IMHO The patent laws should be amended to require entities to both "articulate
a solution" and "add value" to make the patent valid.

For ARM (described in other posts as a NPE) their patent licenses are bundled
with a low-power processor core design that provides a solution to licensees
requirements. The core design adds value to the basic technology covered by
the patent.

The VirnetX patents shouldn't be valid as they merely describe an element of a
design, and not a particular means of implementation. This may fall under Sec.
112(f) "Means-plus-function" [0], but getting the patents invalidated is not
easy.

The EFF have tried to bust "stupid patents" [1] somewhat successfully. Please
donate to support this worthy cause.

[0]
[http://www.uspto.gov/web/offices/pac/mpep/s2181.html](http://www.uspto.gov/web/offices/pac/mpep/s2181.html)

[1] [https://www.eff.org/about/staff/daniel-
nazer](https://www.eff.org/about/staff/daniel-nazer)

------
vonklaus
Here is how we can start killing patent trolls vernetx stock is trading at
4.89 and has a total marketcap of $252M[0]. When the list a massive portfolio
(e.g. a huge weapons cache which is then publicly purchaseable) all major
companies and a fund set up by the ETF or a responsible steward, buy enough to
control the company. This would technically fund a patent troll, however, you
could limit the attack vector to a payout less than even a single win in court
would be given the apple lawsuit was >600M minus all the law fees.

Element box annotations:
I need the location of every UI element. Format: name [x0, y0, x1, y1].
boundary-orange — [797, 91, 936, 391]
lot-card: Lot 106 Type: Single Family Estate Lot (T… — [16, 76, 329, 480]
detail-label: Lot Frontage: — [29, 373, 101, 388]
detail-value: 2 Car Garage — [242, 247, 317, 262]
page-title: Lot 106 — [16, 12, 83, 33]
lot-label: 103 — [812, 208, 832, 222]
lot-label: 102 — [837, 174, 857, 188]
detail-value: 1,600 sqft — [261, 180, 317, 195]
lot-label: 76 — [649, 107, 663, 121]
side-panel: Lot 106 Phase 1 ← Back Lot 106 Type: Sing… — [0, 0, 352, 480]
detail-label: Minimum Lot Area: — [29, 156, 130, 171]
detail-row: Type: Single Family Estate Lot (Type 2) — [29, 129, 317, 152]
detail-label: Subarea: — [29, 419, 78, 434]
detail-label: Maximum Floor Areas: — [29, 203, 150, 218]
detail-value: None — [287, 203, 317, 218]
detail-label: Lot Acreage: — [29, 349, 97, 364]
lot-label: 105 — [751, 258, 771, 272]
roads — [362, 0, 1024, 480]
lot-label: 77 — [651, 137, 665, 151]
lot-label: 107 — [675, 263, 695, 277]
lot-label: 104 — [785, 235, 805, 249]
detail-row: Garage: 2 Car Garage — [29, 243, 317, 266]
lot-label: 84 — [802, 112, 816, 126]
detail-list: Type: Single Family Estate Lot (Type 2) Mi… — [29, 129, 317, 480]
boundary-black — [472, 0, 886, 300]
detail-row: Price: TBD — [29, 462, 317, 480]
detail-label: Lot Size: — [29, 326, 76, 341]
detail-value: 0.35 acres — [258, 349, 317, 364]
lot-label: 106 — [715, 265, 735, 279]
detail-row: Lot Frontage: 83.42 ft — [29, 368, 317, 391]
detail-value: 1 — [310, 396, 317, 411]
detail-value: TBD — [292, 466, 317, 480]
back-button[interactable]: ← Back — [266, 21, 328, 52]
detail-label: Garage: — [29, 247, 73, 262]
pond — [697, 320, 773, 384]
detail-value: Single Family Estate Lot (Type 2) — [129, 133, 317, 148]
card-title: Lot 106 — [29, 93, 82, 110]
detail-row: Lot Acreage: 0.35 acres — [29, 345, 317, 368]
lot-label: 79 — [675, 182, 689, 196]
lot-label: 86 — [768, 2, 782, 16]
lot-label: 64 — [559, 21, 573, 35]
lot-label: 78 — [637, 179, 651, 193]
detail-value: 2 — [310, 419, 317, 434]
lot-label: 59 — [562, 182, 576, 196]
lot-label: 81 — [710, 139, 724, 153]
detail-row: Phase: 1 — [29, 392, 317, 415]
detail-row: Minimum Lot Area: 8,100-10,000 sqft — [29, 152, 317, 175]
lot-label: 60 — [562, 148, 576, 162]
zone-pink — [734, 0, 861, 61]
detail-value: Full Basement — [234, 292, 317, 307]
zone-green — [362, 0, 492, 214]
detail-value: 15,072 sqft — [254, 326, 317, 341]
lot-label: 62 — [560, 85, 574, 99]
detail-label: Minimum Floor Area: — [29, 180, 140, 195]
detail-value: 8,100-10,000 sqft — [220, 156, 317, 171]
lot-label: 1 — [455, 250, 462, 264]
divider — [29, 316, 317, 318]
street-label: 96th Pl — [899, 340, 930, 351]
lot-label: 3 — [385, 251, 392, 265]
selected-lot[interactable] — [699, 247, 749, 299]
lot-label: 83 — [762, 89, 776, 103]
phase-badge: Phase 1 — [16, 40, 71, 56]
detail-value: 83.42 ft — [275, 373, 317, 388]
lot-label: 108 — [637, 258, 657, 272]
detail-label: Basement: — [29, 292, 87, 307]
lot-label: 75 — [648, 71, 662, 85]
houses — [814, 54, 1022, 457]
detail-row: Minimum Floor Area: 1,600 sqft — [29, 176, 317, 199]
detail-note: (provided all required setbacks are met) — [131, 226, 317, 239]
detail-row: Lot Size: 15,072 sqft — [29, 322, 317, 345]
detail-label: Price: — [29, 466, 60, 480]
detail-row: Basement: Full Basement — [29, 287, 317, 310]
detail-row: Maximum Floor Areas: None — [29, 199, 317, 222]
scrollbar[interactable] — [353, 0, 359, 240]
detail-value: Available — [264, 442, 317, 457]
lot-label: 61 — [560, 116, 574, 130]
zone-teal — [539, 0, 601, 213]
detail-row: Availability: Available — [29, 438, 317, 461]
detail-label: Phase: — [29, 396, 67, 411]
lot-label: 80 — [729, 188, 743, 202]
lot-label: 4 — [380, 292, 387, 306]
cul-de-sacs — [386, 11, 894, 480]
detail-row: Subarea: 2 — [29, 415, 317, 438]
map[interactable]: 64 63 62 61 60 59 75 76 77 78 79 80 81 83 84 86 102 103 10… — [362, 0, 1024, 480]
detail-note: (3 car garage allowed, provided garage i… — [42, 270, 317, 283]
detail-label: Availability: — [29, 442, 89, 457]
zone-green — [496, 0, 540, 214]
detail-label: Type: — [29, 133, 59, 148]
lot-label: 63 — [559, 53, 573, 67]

▶ **To do**:
Reproduce the part of the patent discussion that begins at the words "IMHO The patent" and stops after the words "fall under Sec.", keeping every word unchanged.

▶ **Reply to the exercise**:
IMHO The patent laws should be amended to require entities to both "articulate
a solution" and "add value" to make the patent valid.

For ARM (described in other posts as a NPE) their patent licenses are bundled
with a low-power processor core design that provides a solution to licensees
requirements. The core design adds value to the basic technology covered by
the patent.

The VirnetX patents shouldn't be valid as they merely describe an element of a
design, and not a particular means of implementation. This may fall under Sec.